## DESCRIPTION OF THE TASK:
Starting with the line that contains "Extract all readable text from this page.", reproduce each line through the end of the entries exactly as written.

## SUPPLIED DATA:

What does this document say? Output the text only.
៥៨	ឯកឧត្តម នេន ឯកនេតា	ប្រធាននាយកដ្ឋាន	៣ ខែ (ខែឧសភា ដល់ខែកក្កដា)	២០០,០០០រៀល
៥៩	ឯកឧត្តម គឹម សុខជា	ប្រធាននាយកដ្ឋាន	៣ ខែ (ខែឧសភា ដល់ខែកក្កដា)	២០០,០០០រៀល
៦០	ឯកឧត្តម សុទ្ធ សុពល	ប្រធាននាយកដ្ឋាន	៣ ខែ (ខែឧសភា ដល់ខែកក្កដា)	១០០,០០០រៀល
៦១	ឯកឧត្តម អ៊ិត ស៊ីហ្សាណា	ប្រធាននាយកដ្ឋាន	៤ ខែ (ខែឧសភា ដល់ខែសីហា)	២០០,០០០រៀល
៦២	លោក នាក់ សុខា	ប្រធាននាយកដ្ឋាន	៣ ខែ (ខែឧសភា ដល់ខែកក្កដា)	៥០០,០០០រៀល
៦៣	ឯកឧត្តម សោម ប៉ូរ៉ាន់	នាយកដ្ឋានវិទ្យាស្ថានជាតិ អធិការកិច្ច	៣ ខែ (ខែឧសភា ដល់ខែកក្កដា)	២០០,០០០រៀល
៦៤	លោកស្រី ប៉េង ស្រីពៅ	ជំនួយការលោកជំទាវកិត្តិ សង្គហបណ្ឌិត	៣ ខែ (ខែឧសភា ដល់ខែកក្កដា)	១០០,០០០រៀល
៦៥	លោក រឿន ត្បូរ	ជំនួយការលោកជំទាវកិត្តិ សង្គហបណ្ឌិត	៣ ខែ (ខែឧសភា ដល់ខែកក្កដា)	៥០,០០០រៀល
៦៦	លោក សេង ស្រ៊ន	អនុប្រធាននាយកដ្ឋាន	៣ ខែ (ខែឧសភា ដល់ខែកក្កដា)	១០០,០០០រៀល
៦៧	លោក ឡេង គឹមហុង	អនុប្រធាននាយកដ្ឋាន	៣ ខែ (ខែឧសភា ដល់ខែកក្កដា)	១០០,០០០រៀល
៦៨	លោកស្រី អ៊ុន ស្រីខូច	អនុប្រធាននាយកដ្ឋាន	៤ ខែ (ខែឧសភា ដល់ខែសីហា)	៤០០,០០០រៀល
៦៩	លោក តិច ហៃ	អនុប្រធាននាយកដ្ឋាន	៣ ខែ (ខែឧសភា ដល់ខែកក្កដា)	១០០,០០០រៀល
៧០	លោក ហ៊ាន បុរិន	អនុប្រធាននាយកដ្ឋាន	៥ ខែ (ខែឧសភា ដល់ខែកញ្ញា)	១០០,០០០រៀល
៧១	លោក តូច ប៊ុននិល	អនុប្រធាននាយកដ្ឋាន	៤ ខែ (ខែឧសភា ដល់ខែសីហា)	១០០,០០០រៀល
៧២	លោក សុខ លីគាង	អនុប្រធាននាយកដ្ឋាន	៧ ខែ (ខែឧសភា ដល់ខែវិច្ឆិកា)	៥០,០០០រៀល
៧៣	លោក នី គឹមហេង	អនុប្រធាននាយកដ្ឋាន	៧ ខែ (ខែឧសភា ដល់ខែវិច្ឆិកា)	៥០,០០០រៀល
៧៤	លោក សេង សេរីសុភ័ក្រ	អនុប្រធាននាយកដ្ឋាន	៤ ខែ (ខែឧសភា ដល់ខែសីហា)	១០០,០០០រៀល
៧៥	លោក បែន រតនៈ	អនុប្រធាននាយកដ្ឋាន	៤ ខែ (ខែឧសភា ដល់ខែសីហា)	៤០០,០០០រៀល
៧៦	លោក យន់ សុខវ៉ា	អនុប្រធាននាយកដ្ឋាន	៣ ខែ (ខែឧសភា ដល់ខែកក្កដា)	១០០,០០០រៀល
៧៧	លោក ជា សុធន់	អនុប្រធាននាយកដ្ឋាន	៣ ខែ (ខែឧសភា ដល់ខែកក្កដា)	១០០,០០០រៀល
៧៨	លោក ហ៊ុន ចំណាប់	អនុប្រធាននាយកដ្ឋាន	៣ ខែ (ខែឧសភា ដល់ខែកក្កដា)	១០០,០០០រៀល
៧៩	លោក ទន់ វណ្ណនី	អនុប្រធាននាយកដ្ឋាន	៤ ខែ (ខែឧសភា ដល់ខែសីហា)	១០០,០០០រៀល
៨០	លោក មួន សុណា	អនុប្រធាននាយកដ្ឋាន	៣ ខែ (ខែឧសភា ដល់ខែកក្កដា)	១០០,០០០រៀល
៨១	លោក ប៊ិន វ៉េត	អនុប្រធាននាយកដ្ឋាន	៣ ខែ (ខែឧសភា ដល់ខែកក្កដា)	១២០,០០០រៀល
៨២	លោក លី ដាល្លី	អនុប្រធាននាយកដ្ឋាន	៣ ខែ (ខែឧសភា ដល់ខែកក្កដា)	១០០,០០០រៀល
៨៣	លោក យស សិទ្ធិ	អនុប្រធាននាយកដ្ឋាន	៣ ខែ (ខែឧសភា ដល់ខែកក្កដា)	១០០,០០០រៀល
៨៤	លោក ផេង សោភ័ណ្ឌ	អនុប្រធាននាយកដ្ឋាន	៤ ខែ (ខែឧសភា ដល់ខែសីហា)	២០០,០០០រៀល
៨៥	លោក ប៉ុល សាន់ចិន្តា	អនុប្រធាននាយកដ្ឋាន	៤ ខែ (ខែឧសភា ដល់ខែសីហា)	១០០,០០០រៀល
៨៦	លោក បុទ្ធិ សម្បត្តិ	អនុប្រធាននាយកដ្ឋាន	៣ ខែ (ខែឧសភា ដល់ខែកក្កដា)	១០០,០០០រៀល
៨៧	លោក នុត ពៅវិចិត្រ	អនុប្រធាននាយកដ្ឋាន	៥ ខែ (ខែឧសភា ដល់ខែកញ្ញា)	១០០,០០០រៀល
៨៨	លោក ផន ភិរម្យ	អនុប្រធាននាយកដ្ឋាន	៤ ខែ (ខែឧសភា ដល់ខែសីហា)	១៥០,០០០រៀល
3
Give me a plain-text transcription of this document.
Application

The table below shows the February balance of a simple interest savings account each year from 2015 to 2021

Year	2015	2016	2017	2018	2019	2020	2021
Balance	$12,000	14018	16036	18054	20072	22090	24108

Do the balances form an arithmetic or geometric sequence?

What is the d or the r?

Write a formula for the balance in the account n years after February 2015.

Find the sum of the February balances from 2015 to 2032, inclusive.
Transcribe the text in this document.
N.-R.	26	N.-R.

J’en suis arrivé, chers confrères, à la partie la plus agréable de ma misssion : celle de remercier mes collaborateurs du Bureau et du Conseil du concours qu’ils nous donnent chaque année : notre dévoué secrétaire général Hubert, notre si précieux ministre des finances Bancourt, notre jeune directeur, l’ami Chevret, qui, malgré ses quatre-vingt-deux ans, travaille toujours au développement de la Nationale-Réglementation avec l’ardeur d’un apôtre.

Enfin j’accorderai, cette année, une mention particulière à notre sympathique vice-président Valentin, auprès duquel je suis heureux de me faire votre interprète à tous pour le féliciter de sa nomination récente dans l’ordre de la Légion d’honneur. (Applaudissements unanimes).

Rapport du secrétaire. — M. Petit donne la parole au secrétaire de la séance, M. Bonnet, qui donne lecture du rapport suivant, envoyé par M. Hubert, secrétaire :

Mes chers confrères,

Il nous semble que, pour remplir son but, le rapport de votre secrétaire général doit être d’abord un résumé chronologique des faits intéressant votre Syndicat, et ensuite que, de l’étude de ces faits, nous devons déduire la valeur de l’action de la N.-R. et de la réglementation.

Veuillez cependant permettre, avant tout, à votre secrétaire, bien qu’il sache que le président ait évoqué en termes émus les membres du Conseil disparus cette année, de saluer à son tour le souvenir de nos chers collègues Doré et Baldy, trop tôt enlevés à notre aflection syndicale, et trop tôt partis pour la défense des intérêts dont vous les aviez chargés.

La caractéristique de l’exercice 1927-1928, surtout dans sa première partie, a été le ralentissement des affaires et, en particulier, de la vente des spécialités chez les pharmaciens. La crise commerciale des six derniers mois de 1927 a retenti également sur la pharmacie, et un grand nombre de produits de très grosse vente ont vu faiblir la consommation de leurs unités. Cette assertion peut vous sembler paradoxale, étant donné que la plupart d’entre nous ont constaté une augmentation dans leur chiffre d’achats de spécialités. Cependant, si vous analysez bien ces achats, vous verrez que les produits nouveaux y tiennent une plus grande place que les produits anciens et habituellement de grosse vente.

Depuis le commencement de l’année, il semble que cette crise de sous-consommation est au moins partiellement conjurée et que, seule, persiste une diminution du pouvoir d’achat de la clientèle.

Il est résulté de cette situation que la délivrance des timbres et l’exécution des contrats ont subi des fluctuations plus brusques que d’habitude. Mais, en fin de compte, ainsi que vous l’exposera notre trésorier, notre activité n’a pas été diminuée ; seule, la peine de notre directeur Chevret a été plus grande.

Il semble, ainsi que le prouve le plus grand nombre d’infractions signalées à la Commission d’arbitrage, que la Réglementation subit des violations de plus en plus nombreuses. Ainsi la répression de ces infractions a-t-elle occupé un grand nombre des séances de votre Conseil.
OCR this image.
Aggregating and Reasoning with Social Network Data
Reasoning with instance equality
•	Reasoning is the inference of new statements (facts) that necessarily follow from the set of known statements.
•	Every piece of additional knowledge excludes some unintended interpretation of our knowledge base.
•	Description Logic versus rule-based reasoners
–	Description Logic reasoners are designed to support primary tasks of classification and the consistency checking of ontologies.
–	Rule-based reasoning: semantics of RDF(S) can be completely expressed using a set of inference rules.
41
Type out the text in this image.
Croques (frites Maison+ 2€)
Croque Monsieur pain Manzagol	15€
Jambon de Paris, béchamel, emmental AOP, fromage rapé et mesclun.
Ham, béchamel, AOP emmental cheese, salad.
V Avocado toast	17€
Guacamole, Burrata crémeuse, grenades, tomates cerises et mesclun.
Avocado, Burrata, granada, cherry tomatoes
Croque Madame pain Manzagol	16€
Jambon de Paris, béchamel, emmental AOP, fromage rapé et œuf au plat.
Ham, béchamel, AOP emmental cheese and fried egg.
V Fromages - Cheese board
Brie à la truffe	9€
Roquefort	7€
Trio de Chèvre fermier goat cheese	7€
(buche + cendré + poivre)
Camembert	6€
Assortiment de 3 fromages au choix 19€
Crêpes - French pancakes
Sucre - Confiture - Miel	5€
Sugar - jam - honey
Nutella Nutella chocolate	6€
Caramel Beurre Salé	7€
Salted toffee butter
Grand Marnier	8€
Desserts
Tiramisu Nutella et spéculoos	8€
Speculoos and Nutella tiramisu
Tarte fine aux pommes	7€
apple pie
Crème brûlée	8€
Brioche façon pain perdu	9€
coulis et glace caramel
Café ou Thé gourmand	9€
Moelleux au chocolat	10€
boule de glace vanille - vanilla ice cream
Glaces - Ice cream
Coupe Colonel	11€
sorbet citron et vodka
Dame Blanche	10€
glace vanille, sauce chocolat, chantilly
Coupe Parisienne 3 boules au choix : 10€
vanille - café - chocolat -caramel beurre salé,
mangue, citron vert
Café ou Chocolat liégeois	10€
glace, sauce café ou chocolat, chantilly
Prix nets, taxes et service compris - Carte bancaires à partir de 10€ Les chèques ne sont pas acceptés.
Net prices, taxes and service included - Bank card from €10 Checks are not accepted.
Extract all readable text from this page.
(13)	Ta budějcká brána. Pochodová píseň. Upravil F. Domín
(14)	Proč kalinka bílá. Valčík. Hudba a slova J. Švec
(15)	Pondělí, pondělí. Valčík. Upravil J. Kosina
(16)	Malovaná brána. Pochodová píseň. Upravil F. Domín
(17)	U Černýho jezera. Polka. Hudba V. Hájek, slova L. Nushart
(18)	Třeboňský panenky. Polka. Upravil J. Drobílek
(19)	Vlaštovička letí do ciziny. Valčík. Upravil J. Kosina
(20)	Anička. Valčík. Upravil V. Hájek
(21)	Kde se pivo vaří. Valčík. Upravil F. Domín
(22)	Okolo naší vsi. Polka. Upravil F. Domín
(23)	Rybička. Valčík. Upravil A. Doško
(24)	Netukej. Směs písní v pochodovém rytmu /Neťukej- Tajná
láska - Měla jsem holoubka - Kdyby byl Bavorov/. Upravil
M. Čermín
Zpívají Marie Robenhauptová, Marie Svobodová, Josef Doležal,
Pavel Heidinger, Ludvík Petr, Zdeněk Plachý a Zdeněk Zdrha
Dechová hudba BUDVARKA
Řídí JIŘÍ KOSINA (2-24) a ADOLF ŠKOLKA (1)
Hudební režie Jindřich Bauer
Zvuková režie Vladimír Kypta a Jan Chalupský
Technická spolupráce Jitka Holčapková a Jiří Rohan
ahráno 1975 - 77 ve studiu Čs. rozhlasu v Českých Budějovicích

## SOLUTION:
Extract all readable text from this page.
(13)	Ta budějcká brána. Pochodová píseň. Upravil F. Domín
(14)	Proč kalinka bílá. Valčík. Hudba a slova J. Švec
(15)	Pondělí, pondělí. Valčík. Upravil J. Kosina
(16)	Malovaná brána. Pochodová píseň. Upravil F. Domín
(17)	U Černýho jezera. Polka. Hudba V. Hájek, slova L. Nushart
(18)	Třeboňský panenky. Polka. Upravil J. Drobílek
(19)	Vlaštovička letí do ciziny. Valčík. Upravil J. Kosina
(20)	Anička. Valčík. Upravil V. Hájek
(21)	Kde se pivo vaří. Valčík. Upravil F. Domín
(22)	Okolo naší vsi. Polka. Upravil F. Domín
(23)	Rybička. Valčík. Upravil A. Doško
(24)	Netukej. Směs písní v pochodovém rytmu /Neťukej- Tajná
láska - Měla jsem holoubka - Kdyby byl Bavorov/. Upravil
M. Čermín
Zpívají Marie Robenhauptová, Marie Svobodová, Josef Doležal,
Pavel Heidinger, Ludvík Petr, Zdeněk Plachý a Zdeněk Zdrha
Dechová hudba BUDVARKA
Řídí JIŘÍ KOSINA (2-24) a ADOLF ŠKOLKA (1)
Hudební režie Jindřich Bauer
Zvuková režie Vladimír Kypta a Jan Chalupský
Technická spolupráce Jitka Holčapková a Jiří Rohan
ahráno 1975 - 77 ve studiu Čs. rozhlasu v Českých Budějovicích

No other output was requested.